Filter the listing below, copying every line in which the word "centrum" appears.
------ DATASET RECORDS
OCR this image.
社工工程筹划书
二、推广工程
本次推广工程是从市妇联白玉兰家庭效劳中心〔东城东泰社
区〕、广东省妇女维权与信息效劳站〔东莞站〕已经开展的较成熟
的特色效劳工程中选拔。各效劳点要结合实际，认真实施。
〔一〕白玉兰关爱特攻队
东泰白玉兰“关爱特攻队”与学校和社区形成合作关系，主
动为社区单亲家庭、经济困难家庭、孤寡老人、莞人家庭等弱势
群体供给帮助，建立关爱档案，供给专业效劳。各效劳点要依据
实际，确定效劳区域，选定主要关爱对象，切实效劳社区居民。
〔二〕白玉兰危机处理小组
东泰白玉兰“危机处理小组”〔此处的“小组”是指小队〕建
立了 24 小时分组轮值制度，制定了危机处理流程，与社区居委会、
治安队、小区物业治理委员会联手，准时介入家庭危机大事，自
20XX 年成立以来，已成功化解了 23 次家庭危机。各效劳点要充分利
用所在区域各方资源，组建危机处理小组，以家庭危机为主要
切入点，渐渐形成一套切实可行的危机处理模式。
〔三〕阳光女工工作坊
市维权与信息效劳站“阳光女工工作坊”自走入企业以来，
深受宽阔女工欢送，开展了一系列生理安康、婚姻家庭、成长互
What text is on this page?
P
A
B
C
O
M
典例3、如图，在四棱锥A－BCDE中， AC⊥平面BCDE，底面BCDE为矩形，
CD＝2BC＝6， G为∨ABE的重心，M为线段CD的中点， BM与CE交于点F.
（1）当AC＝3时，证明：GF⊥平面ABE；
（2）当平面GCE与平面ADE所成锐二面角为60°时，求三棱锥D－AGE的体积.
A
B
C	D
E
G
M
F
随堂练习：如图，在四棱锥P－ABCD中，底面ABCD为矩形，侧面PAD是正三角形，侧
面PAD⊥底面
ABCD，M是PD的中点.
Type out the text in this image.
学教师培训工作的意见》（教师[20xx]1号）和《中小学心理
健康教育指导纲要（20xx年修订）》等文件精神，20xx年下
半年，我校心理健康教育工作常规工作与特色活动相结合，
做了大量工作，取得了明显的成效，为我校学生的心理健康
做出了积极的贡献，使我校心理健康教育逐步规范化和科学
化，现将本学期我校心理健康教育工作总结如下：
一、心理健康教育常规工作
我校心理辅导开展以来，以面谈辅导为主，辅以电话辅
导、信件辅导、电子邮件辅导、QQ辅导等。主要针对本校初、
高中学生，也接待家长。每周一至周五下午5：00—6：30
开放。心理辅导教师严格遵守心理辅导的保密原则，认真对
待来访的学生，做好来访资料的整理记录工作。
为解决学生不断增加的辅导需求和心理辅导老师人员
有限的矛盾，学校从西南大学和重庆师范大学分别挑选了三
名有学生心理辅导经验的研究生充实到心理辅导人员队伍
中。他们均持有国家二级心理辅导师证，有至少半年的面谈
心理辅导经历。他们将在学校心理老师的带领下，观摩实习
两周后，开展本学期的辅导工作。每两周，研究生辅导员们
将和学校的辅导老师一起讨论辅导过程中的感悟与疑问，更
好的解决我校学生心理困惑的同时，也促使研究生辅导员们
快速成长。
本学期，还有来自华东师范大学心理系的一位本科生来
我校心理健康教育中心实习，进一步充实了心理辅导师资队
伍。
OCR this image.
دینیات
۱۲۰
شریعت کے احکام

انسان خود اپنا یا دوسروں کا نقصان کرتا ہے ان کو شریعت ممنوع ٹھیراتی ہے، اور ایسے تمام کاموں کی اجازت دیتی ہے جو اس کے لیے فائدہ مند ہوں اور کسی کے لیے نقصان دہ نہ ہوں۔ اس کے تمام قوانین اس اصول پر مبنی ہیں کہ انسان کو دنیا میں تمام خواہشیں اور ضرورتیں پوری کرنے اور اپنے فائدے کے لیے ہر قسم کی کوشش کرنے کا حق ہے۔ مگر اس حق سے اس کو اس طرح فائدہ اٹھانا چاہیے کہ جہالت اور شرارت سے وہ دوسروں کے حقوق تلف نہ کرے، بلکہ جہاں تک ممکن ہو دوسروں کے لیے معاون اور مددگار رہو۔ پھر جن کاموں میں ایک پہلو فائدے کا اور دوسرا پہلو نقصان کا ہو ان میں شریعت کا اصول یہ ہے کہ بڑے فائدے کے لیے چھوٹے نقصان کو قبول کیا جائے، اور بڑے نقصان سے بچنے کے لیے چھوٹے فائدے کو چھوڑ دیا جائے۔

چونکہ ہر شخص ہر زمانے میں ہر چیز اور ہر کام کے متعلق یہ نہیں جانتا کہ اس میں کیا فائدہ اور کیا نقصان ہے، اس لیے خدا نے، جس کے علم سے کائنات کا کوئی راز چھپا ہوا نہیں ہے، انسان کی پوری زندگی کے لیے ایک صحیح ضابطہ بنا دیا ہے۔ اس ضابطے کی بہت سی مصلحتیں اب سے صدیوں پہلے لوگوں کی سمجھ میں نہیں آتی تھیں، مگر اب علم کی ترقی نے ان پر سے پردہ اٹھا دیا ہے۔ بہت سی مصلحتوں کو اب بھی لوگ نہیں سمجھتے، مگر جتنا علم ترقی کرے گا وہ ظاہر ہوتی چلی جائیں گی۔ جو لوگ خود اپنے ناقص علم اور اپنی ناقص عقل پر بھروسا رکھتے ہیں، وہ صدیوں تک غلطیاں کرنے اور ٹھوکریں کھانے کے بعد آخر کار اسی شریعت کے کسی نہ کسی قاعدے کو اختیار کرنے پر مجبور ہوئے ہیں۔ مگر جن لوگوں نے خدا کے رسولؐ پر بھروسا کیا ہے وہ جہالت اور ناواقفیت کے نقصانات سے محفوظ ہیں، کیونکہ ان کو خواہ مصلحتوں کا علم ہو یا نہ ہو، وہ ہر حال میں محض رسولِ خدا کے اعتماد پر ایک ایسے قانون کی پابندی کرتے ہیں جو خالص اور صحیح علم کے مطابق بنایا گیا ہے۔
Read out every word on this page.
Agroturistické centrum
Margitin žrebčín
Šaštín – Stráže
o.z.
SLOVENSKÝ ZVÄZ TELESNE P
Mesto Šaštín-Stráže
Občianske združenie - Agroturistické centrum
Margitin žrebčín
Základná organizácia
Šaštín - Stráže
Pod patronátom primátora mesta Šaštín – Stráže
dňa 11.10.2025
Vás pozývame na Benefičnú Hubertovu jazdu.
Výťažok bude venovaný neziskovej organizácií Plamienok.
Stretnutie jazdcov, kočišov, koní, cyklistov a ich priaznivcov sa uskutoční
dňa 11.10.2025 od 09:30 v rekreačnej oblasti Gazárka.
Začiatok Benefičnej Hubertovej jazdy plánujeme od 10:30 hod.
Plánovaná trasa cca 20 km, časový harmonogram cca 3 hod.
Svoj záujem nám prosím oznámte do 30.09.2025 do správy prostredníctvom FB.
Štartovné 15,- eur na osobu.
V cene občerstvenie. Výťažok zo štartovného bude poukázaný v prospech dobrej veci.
------------
→ FINAL RESULT
Agroturistické centrum
Občianske združenie - Agroturistické centrum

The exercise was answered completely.